##### Data for this exercise
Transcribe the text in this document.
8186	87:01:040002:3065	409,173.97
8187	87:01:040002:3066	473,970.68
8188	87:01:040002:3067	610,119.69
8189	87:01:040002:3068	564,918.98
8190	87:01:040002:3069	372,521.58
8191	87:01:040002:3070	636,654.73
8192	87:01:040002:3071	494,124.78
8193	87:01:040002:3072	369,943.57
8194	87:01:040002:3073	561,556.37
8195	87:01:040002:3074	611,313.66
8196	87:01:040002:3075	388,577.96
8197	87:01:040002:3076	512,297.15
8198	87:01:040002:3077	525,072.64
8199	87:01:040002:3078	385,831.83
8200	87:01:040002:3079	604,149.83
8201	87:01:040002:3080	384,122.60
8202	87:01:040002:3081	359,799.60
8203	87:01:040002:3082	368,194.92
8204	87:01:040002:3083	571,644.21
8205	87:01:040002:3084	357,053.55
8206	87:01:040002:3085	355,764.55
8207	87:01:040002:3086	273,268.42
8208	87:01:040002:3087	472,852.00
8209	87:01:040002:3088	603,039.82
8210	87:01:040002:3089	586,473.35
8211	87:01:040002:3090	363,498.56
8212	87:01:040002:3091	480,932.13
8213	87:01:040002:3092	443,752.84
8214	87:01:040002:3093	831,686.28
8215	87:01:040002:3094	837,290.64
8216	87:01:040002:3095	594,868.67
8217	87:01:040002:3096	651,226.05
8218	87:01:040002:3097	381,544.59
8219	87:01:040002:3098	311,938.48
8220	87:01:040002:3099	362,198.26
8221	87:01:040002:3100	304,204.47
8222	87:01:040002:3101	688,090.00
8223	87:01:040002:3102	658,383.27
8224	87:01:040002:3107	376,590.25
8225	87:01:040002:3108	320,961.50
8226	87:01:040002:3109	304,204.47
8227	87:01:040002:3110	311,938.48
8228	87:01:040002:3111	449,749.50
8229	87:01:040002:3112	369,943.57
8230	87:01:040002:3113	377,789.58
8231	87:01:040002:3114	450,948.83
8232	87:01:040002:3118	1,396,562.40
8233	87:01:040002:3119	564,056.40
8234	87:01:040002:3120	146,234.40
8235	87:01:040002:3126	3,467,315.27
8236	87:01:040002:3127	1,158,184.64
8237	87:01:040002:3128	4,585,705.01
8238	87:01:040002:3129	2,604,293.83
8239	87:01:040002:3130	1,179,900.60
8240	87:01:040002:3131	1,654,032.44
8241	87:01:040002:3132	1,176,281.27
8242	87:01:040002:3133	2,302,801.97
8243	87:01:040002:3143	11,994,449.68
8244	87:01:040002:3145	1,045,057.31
##########
> **The problem**
Retype the material in full, character for character.

> **Written reply**
Transcribe the text in this document.
8186	87:01:040002:3065	409,173.97
8187	87:01:040002:3066	473,970.68
8188	87:01:040002:3067	610,119.69
8189	87:01:040002:3068	564,918.98
8190	87:01:040002:3069	372,521.58
8191	87:01:040002:3070	636,654.73
8192	87:01:040002:3071	494,124.78
8193	87:01:040002:3072	369,943.57
8194	87:01:040002:3073	561,556.37
8195	87:01:040002:3074	611,313.66
8196	87:01:040002:3075	388,577.96
8197	87:01:040002:3076	512,297.15
8198	87:01:040002:3077	525,072.64
8199	87:01:040002:3078	385,831.83
8200	87:01:040002:3079	604,149.83
8201	87:01:040002:3080	384,122.60
8202	87:01:040002:3081	359,799.60
8203	87:01:040002:3082	368,194.92
8204	87:01:040002:3083	571,644.21
8205	87:01:040002:3084	357,053.55
8206	87:01:040002:3085	355,764.55
8207	87:01:040002:3086	273,268.42
8208	87:01:040002:3087	472,852.00
8209	87:01:040002:3088	603,039.82
8210	87:01:040002:3089	586,473.35
8211	87:01:040002:3090	363,498.56
8212	87:01:040002:3091	480,932.13
8213	87:01:040002:3092	443,752.84
8214	87:01:040002:3093	831,686.28
8215	87:01:040002:3094	837,290.64
8216	87:01:040002:3095	594,868.67
8217	87:01:040002:3096	651,226.05
8218	87:01:040002:3097	381,544.59
8219	87:01:040002:3098	311,938.48
8220	87:01:040002:3099	362,198.26
8221	87:01:040002:3100	304,204.47
8222	87:01:040002:3101	688,090.00
8223	87:01:040002:3102	658,383.27
8224	87:01:040002:3107	376,590.25
8225	87:01:040002:3108	320,961.50
8226	87:01:040002:3109	304,204.47
8227	87:01:040002:3110	311,938.48
8228	87:01:040002:3111	449,749.50
8229	87:01:040002:3112	369,943.57
8230	87:01:040002:3113	377,789.58
8231	87:01:040002:3114	450,948.83
8232	87:01:040002:3118	1,396,562.40
8233	87:01:040002:3119	564,056.40
8234	87:01:040002:3120	146,234.40
8235	87:01:040002:3126	3,467,315.27
8236	87:01:040002:3127	1,158,184.64
8237	87:01:040002:3128	4,585,705.01
8238	87:01:040002:3129	2,604,293.83
8239	87:01:040002:3130	1,179,900.60
8240	87:01:040002:3131	1,654,032.44
8241	87:01:040002:3132	1,176,281.27
8242	87:01:040002:3133	2,302,801.97
8243	87:01:040002:3143	11,994,449.68
8244	87:01:040002:3145	1,045,057.31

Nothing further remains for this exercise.